→ **DIRECTIONS FOR THIS TASK**
Lines containing the string "Department" are to be collected in full.

%%

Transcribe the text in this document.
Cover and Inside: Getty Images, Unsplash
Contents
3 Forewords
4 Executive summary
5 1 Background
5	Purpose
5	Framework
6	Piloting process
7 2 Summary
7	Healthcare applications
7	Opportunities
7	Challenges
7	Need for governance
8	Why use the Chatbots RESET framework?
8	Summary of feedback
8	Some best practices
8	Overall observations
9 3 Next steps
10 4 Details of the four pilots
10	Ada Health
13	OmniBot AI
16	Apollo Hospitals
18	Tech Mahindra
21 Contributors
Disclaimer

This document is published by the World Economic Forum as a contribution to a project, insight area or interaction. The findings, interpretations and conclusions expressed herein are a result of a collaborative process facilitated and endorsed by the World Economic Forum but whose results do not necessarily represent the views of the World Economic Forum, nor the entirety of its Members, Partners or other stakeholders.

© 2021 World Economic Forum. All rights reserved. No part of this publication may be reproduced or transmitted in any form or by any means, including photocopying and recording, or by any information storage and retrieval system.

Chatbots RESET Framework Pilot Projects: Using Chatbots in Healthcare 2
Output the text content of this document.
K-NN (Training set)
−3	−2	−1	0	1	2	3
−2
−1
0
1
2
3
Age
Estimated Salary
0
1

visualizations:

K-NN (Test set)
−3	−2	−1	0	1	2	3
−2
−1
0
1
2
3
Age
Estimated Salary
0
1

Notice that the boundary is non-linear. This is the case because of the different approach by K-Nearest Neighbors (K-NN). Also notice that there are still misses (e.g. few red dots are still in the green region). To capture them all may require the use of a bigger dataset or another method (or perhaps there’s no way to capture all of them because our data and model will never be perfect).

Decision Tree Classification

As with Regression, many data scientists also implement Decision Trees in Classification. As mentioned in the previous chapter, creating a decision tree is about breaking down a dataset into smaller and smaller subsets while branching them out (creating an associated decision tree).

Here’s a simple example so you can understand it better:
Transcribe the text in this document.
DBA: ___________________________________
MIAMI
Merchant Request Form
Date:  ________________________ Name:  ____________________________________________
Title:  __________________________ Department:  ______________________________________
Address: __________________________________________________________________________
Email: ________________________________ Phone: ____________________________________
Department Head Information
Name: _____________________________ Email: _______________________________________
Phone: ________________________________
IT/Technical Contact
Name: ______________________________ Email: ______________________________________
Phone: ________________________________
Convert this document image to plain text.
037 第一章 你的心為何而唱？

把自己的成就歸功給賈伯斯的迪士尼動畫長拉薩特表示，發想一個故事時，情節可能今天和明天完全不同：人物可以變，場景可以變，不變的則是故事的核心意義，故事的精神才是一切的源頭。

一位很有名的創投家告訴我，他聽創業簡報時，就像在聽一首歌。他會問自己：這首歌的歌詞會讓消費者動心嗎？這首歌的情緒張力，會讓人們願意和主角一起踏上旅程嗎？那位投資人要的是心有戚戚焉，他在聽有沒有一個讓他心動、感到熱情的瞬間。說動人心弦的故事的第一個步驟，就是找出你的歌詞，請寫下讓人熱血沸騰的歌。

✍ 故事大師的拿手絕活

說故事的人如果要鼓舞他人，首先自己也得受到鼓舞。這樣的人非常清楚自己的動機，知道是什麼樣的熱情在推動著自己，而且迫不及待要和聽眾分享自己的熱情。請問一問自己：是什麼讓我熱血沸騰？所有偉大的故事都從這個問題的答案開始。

%%

→ **THE REPLY**
Title:  __________________________ Department:  ______________________________________
Department Head Information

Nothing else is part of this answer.